Records supplied:
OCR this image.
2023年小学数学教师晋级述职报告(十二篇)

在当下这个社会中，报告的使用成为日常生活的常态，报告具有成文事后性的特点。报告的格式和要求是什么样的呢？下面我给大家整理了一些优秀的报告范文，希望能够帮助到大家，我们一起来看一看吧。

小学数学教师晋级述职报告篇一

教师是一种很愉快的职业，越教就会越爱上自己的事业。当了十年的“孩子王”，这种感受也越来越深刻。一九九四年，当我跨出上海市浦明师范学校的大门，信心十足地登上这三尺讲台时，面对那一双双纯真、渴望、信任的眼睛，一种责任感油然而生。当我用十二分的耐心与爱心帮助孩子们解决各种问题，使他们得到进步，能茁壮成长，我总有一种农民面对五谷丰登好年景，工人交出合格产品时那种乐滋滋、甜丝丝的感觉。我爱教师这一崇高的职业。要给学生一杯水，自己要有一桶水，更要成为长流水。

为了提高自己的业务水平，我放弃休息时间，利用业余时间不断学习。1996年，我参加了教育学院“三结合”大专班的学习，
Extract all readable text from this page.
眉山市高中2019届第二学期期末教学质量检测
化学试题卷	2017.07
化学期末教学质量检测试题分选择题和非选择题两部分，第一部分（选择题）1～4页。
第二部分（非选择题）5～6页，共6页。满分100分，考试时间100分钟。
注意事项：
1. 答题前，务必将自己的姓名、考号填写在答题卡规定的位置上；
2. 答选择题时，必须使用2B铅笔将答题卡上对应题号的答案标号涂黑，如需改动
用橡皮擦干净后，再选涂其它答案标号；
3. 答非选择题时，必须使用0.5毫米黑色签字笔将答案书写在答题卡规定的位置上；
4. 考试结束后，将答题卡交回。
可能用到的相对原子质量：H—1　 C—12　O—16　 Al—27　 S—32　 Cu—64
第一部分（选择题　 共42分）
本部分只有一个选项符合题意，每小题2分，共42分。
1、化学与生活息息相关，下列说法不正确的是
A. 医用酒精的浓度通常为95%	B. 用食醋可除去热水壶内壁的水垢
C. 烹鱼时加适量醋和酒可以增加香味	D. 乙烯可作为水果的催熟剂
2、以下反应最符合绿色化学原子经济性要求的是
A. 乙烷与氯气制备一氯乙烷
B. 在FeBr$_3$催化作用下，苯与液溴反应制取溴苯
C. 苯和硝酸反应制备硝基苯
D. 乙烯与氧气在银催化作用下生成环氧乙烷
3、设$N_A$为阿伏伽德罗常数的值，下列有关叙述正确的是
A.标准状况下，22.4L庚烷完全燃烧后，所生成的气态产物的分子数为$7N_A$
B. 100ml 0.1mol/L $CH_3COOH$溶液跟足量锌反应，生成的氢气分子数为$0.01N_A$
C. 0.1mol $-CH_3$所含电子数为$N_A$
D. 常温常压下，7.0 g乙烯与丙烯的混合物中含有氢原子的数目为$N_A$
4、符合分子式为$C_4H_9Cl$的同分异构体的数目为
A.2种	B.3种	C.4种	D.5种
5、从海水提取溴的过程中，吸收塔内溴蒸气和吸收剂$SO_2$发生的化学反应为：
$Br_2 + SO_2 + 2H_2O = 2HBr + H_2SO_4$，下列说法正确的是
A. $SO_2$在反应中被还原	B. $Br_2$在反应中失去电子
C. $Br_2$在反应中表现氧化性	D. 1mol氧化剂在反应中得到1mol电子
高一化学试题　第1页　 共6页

Work to do:
List every line above that holds the word "this".

Exercise result:
OCR this image.
Extract all readable text from this page.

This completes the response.